(What to produce):
With the pictures left out, write out exactly the lines from the one containing "OCR this image." through the end.

-*-*-

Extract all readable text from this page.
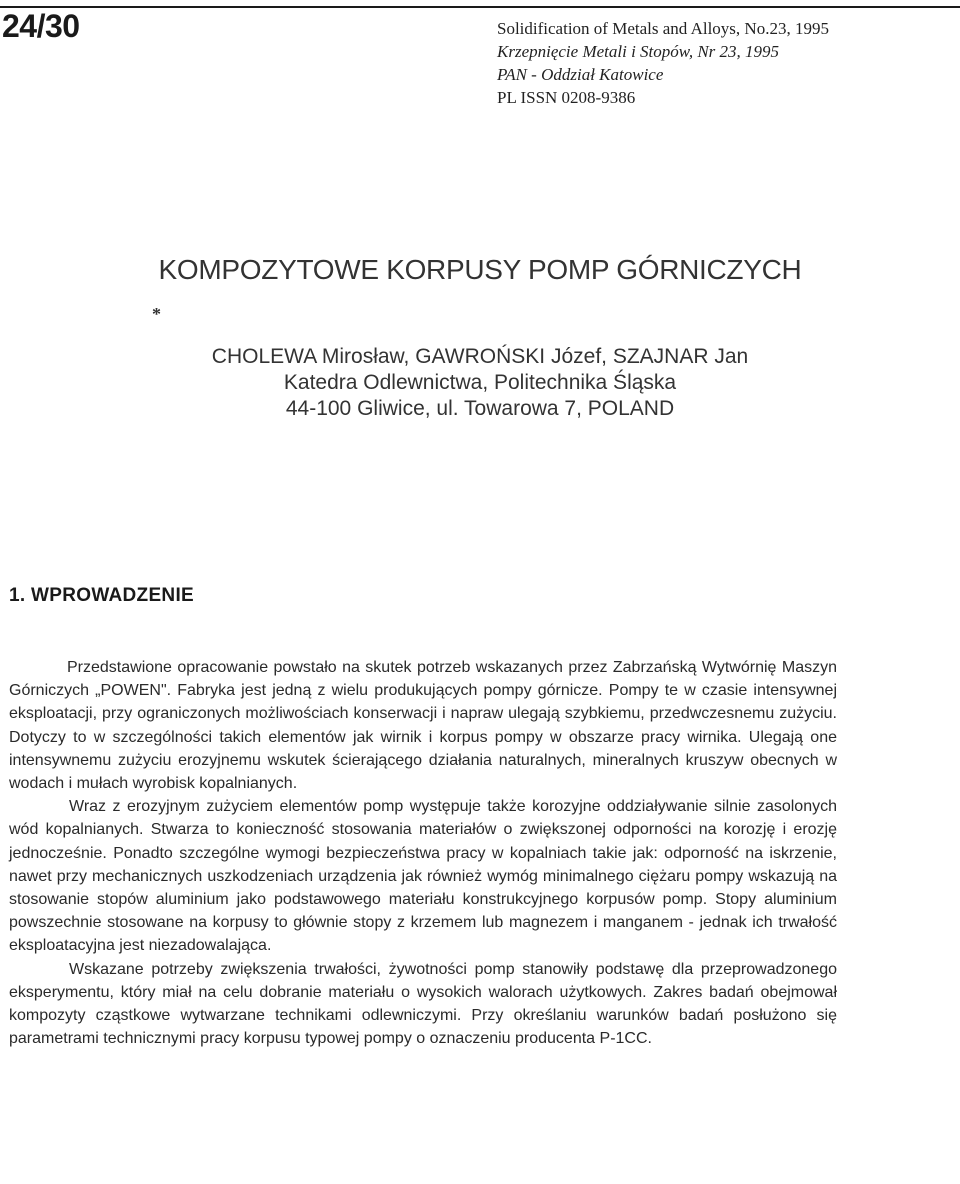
24/30	Solidification of Metals and Alloys, No.23, 1995
Krzepnięcie Metali i Stopów, Nr 23, 1995
PAN - Oddział Katowice
PL ISSN 0208-9386
KOMPOZYTOWE KORPUSY POMP GÓRNICZYCH
*
CHOLEWA Mirosław, GAWROŃSKI Józef, SZAJNAR Jan
Katedra Odlewnictwa, Politechnika Śląska
44-100 Gliwice, ul. Towarowa 7, POLAND
1. WPROWADZENIE

Przedstawione opracowanie powstało na skutek potrzeb wskazanych przez Zabrzańską Wytwórnię Maszyn Górniczych „POWEN". Fabryka jest jedną z wielu produkujących pompy górnicze. Pompy te w czasie intensywnej eksploatacji, przy ograniczonych możliwościach konserwacji i napraw ulegają szybkiemu, przedwczesnemu zużyciu. Dotyczy to w szczególności takich elementów jak wirnik i korpus pompy w obszarze pracy wirnika. Ulegają one intensywnemu zużyciu erozyjnemu wskutek ścierającego działania naturalnych, mineralnych kruszyw obecnych w wodach i mułach wyrobisk kopalnianych.

Wraz z erozyjnym zużyciem elementów pomp występuje także korozyjne oddziaływanie silnie zasolonych wód kopalnianych. Stwarza to konieczność stosowania materiałów o zwiększonej odporności na korozję i erozję jednocześnie. Ponadto szczególne wymogi bezpieczeństwa pracy w kopalniach takie jak: odporność na iskrzenie, nawet przy mechanicznych uszkodzeniach urządzenia jak również wymóg minimalnego ciężaru pompy wskazują na stosowanie stopów aluminium jako podstawowego materiału konstrukcyjnego korpusów pomp. Stopy aluminium powszechnie stosowane na korpusy to głównie stopy z krzemem lub magnezem i manganem - jednak ich trwałość eksploatacyjna jest niezadowalająca.

Wskazane potrzeby zwiększenia trwałości, żywotności pomp stanowiły podstawę dla przeprowadzonego eksperymentu, który miał na celu dobranie materiału o wysokich walorach użytkowych. Zakres badań obejmował kompozyty cząstkowe wytwarzane technikami odlewniczymi. Przy określaniu warunków badań posłużono się parametrami technicznymi pracy korpusu typowej pompy o oznaczeniu producenta P-1CC.
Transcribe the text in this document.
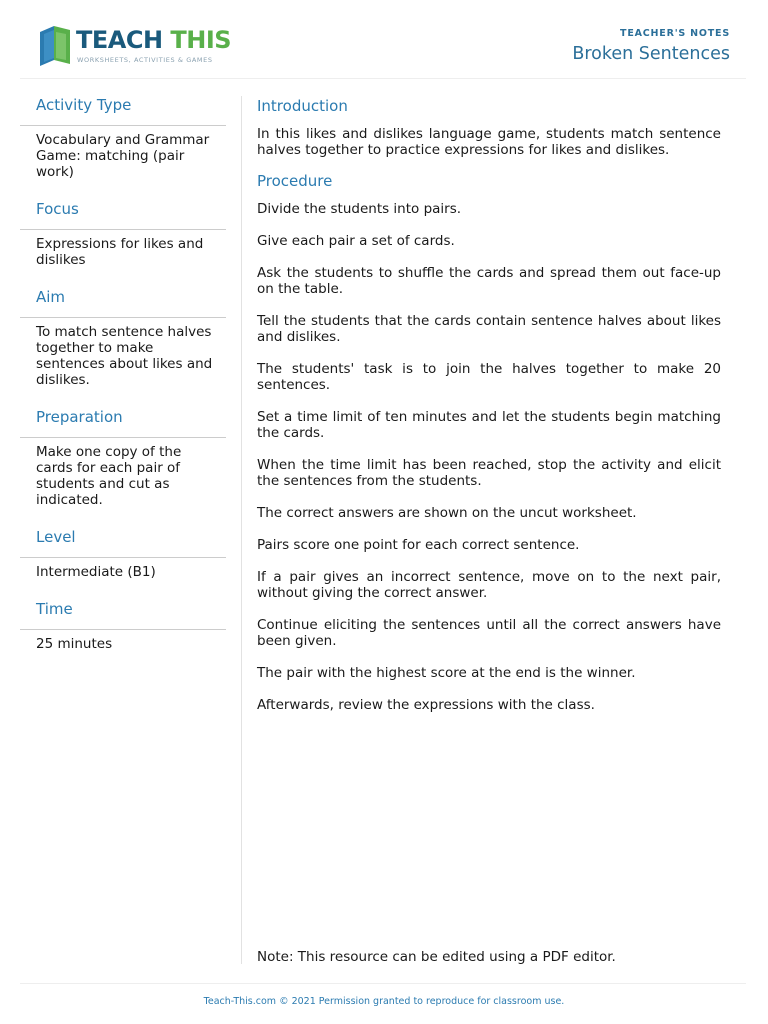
TEACH THIS
WORKSHEETS, ACTIVITIES & GAMES
TEACHER'S NOTES
Broken Sentences
Activity Type
Vocabulary and Grammar Game: matching (pair work)
Focus
Expressions for likes and dislikes
Aim
To match sentence halves together to make sentences about likes and dislikes.
Preparation
Make one copy of the cards for each pair of students and cut as indicated.
Level
Intermediate (B1)
Time
25 minutes
Introduction
In this likes and dislikes language game, students match sentence halves together to practice expressions for likes and dislikes.
Procedure
Divide the students into pairs.
Give each pair a set of cards.
Ask the students to shuffle the cards and spread them out face-up on the table.
Tell the students that the cards contain sentence halves about likes and dislikes.
The students' task is to join the halves together to make 20 sentences.
Set a time limit of ten minutes and let the students begin matching the cards.
When the time limit has been reached, stop the activity and elicit the sentences from the students.
The correct answers are shown on the uncut worksheet.
Pairs score one point for each correct sentence.
If a pair gives an incorrect sentence, move on to the next pair, without giving the correct answer.
Continue eliciting the sentences until all the correct answers have been given.
The pair with the highest score at the end is the winner.
Afterwards, review the expressions with the class.
Note: This resource can be edited using a PDF editor.
Teach-This.com © 2021 Permission granted to reproduce for classroom use.
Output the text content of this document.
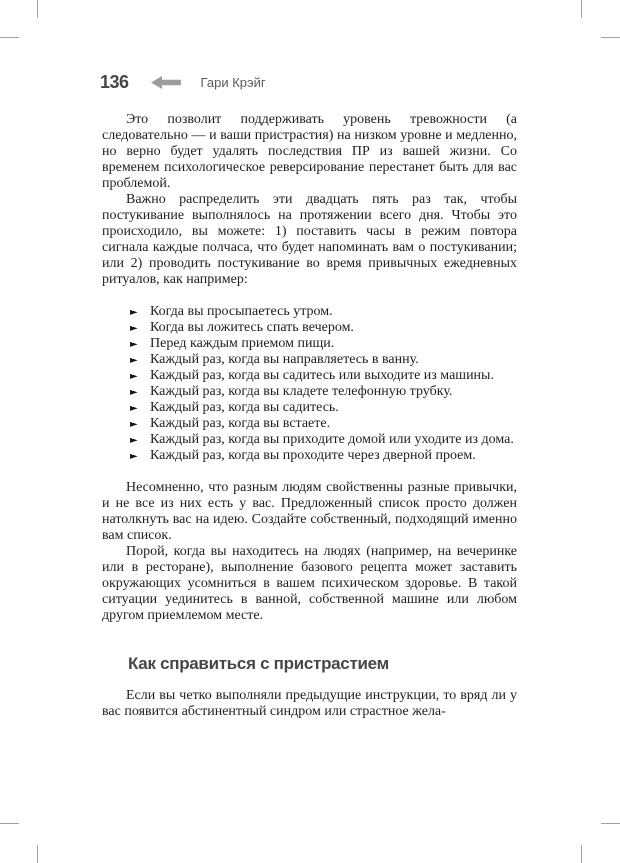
136	Гари Крэйг

Это позволит поддерживать уровень тревожности (а следовательно — и ваши пристрастия) на низком уровне и медленно, но верно будет удалять последствия ПР из вашей жизни. Со временем психологическое реверсирование перестанет быть для вас проблемой.

Важно распределить эти двадцать пять раз так, чтобы постукивание выполнялось на протяжении всего дня. Чтобы это происходило, вы можете: 1) поставить часы в режим повтора сигнала каждые полчаса, что будет напоминать вам о постукивании; или 2) проводить постукивание во время привычных ежедневных ритуалов, как например:

► Когда вы просыпаетесь утром.
► Когда вы ложитесь спать вечером.
► Перед каждым приемом пищи.
► Каждый раз, когда вы направляетесь в ванну.
► Каждый раз, когда вы садитесь или выходите из машины.
► Каждый раз, когда вы кладете телефонную трубку.
► Каждый раз, когда вы садитесь.
► Каждый раз, когда вы встаете.
► Каждый раз, когда вы приходите домой или уходите из дома.
► Каждый раз, когда вы проходите через дверной проем.

Несомненно, что разным людям свойственны разные привычки, и не все из них есть у вас. Предложенный список просто должен натолкнуть вас на идею. Создайте собственный, подходящий именно вам список.

Порой, когда вы находитесь на людях (например, на вечеринке или в ресторане), выполнение базового рецепта может заставить окружающих усомниться в вашем психическом здоровье. В такой ситуации уединитесь в ванной, собственной машине или любом другом приемлемом месте.

Как справиться с пристрастием

Если вы четко выполняли предыдущие инструкции, то вряд ли у вас появится абстинентный синдром или страстное жела-
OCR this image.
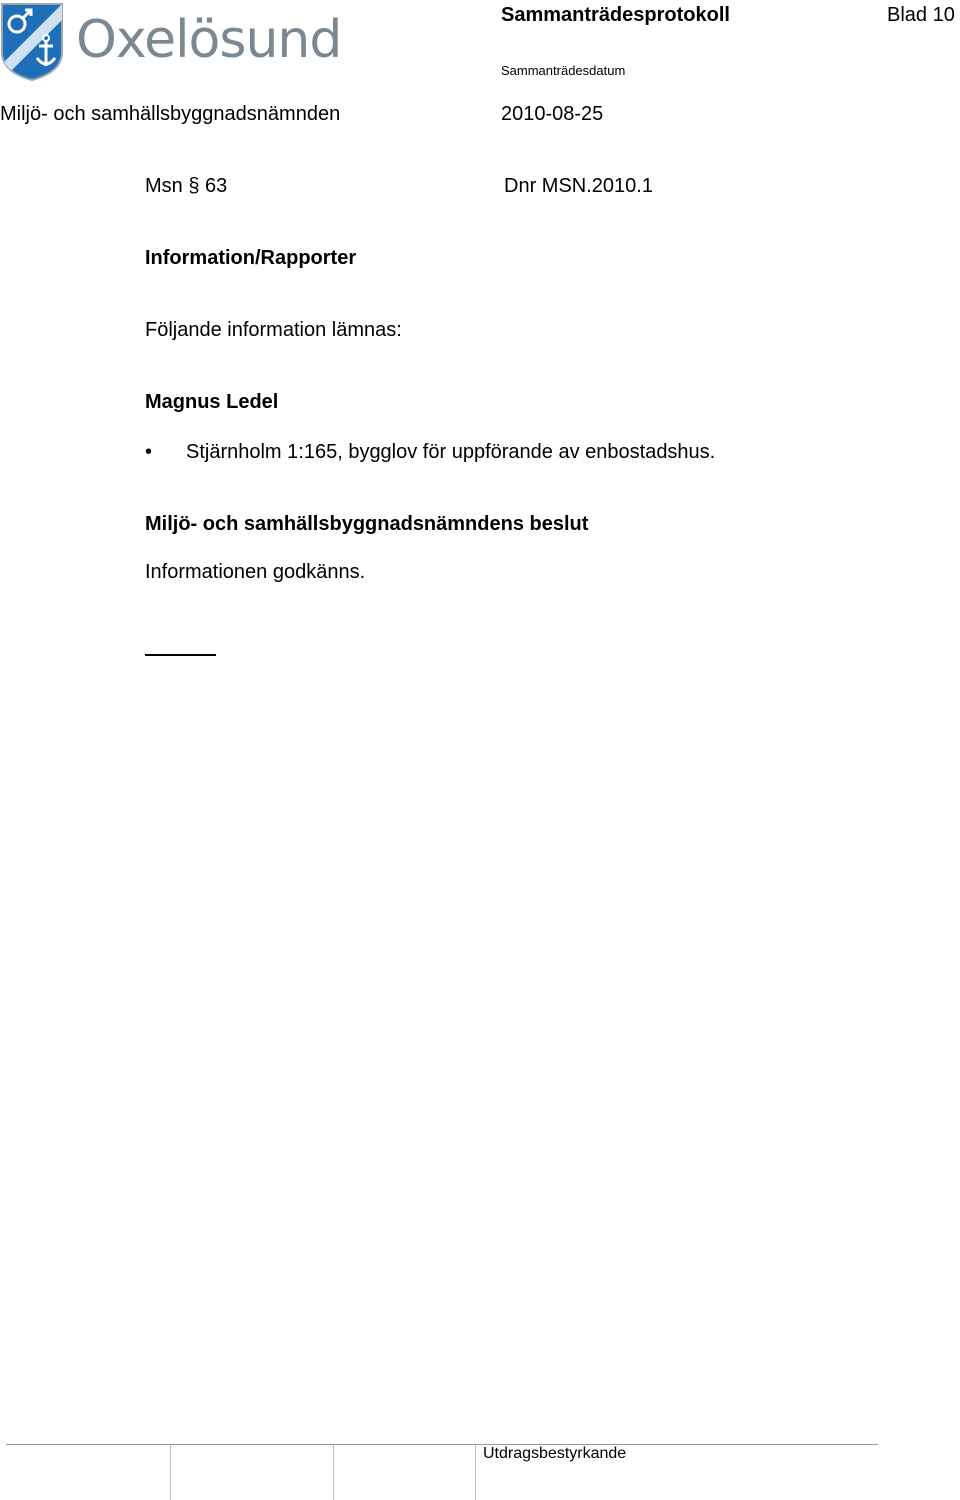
Oxelösund	Sammanträdesprotokoll	Blad 10
Sammanträdesdatum
Miljö- och samhällsbyggnadsnämnden	2010-08-25
Msn § 63	Dnr MSN.2010.1
Information/Rapporter
Följande information lämnas:
Magnus Ledel
• Stjärnholm 1:165, bygglov för uppförande av enbostadshus.
Miljö- och samhällsbyggnadsnämndens beslut
Informationen godkänns.
Utdragsbestyrkande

-*-*-

(Reply to the exercise):
OCR this image.
Oxelösund	Sammanträdesprotokoll	Blad 10
Sammanträdesdatum
Miljö- och samhällsbyggnadsnämnden	2010-08-25
Msn § 63	Dnr MSN.2010.1
Information/Rapporter
Följande information lämnas:
Magnus Ledel
• Stjärnholm 1:165, bygglov för uppförande av enbostadshus.
Miljö- och samhällsbyggnadsnämndens beslut
Informationen godkänns.
Utdragsbestyrkande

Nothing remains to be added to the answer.